**Work required:**
Tally the lines below that contain the word "разгибания", and give only that number.

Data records
+--

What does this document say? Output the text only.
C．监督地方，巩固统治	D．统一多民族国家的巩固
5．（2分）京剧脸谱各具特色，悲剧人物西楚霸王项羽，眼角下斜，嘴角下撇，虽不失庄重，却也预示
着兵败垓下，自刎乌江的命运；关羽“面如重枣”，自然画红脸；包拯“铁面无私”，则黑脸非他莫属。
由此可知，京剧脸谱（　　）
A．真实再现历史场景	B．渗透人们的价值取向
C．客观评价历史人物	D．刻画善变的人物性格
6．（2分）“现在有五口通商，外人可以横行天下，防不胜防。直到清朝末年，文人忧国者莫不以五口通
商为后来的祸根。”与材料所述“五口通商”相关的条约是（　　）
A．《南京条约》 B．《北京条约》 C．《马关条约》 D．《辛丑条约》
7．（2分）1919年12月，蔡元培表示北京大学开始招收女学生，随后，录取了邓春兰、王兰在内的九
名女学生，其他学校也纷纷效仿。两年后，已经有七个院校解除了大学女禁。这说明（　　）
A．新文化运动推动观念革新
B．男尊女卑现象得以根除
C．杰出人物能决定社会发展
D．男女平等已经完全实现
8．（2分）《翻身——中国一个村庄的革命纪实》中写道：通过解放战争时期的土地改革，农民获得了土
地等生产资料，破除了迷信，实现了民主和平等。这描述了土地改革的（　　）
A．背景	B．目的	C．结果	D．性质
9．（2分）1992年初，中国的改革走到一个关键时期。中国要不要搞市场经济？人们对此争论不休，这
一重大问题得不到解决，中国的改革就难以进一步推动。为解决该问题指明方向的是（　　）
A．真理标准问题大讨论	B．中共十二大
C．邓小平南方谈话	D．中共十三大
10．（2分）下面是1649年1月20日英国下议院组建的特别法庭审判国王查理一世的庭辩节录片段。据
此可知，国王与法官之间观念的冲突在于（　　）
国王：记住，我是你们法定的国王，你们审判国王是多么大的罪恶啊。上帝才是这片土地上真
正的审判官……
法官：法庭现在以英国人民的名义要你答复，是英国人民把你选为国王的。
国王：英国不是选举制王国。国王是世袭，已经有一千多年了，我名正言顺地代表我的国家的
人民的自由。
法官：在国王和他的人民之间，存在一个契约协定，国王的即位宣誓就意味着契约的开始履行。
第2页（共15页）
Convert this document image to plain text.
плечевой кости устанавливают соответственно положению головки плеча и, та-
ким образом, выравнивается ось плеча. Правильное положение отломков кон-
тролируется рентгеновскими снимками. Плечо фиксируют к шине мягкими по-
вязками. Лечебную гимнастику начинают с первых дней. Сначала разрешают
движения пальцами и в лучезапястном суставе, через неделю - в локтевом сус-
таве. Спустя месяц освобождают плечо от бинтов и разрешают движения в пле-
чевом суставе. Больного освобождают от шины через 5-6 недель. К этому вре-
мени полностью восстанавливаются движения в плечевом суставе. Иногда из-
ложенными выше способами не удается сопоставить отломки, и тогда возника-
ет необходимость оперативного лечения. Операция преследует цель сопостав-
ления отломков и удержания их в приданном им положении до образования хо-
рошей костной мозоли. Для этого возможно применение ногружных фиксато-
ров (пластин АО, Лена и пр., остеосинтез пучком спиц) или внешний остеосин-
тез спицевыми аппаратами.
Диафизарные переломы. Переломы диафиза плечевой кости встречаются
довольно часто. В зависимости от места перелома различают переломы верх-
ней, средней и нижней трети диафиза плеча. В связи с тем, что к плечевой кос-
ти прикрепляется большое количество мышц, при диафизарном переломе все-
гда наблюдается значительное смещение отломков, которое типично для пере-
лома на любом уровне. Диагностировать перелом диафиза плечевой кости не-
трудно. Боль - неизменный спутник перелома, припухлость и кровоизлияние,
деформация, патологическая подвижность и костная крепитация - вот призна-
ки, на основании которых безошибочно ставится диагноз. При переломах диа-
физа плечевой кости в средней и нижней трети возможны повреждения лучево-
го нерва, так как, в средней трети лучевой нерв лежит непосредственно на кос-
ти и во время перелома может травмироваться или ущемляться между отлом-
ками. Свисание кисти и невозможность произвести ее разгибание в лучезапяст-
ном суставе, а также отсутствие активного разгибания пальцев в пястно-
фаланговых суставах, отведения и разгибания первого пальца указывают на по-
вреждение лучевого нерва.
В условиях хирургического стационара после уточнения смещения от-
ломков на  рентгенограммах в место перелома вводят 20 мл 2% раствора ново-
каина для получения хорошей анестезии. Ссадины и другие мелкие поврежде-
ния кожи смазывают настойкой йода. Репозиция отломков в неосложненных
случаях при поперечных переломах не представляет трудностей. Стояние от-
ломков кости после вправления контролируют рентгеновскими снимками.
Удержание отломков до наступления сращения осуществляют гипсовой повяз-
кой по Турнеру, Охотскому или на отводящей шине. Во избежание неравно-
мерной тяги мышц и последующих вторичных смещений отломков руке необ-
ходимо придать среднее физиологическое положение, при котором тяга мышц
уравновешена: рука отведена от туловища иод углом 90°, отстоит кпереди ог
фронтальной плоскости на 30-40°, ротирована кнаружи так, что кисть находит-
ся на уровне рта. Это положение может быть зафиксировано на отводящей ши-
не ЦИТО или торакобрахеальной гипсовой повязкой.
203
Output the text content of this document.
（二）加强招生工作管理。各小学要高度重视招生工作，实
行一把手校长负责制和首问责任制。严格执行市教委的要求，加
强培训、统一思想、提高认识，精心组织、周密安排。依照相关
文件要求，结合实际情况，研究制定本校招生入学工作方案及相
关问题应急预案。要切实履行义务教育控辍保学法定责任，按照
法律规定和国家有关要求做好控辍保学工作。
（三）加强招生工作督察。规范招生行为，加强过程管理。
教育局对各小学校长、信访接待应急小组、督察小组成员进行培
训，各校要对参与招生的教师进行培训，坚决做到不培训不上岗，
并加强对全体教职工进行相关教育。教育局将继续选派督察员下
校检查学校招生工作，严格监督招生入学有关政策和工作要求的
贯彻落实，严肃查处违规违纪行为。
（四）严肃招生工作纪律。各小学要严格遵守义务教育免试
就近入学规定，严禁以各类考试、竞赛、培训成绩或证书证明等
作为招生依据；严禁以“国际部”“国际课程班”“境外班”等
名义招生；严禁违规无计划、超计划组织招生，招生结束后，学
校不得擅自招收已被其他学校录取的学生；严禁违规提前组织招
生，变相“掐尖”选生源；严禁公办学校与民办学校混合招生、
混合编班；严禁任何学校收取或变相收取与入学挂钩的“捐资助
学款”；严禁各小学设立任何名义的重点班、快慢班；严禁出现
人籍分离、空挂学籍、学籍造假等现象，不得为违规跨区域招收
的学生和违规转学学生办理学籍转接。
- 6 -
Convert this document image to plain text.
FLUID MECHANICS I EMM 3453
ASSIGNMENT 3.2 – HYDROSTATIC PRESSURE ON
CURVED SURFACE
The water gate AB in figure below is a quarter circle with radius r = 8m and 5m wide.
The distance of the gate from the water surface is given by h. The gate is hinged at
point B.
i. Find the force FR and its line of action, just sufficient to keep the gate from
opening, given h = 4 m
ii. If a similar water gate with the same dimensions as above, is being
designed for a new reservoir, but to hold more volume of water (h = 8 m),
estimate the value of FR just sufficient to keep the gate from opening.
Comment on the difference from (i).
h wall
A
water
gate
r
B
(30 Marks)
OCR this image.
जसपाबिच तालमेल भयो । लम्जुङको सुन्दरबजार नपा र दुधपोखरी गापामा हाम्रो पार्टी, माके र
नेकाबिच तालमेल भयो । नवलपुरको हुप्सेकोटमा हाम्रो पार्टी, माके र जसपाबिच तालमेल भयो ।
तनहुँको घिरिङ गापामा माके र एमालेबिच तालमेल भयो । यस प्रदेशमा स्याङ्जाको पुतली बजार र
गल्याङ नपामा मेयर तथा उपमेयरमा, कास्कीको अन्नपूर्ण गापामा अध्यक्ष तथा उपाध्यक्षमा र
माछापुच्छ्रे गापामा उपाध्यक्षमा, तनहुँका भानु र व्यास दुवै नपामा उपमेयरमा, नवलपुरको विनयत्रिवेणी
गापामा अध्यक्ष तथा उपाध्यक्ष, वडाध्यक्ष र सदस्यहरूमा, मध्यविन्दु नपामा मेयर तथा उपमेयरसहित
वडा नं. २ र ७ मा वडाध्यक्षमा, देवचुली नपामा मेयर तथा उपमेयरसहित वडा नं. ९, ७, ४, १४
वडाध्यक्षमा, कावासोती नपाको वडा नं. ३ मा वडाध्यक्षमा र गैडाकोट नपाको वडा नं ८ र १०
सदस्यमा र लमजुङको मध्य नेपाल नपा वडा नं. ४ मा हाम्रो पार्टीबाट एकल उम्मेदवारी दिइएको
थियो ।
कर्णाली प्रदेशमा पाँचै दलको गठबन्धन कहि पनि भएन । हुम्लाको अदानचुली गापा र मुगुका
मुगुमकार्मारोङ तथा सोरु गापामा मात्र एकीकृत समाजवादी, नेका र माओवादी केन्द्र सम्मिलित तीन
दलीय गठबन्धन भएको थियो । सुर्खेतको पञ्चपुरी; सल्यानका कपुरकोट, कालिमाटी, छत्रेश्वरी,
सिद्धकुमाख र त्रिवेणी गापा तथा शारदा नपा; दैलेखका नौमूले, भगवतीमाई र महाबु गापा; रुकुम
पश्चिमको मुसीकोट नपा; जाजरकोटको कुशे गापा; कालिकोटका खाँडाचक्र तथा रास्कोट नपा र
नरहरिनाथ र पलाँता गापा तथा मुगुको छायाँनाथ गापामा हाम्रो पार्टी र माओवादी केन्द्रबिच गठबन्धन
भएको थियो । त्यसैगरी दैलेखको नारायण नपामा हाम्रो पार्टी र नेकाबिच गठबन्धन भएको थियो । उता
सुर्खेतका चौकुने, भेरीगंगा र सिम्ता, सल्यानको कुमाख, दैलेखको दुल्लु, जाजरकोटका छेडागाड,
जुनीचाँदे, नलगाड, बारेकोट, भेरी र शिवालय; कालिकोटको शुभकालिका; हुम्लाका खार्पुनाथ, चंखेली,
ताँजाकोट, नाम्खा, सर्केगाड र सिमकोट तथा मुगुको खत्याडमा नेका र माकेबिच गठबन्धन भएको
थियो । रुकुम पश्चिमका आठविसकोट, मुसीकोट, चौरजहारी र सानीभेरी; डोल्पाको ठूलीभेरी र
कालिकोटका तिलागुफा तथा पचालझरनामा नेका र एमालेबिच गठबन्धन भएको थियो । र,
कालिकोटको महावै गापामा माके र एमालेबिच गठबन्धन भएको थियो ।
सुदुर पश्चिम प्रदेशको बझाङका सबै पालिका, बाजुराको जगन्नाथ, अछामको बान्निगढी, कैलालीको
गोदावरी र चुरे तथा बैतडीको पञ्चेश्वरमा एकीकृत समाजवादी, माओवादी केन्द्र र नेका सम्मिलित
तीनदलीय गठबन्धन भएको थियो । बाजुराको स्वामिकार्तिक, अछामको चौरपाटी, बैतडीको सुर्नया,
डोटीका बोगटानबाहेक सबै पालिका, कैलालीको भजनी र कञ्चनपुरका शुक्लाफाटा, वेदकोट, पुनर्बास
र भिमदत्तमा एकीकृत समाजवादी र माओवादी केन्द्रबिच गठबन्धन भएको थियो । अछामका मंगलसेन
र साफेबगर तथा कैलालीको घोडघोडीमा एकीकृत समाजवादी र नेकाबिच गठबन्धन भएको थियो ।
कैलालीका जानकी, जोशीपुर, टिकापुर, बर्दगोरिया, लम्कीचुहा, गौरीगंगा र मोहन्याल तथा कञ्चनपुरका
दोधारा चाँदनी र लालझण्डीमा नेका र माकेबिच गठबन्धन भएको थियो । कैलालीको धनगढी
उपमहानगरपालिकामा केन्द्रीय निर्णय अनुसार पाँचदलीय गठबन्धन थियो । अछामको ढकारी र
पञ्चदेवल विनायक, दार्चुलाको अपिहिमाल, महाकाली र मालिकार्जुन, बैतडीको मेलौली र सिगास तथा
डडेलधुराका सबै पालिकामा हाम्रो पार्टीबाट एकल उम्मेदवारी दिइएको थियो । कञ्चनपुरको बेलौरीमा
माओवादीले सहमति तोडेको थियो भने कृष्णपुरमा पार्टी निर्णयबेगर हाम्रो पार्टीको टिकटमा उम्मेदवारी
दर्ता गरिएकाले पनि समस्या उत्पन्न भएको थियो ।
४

+--

**Exercise output:**
2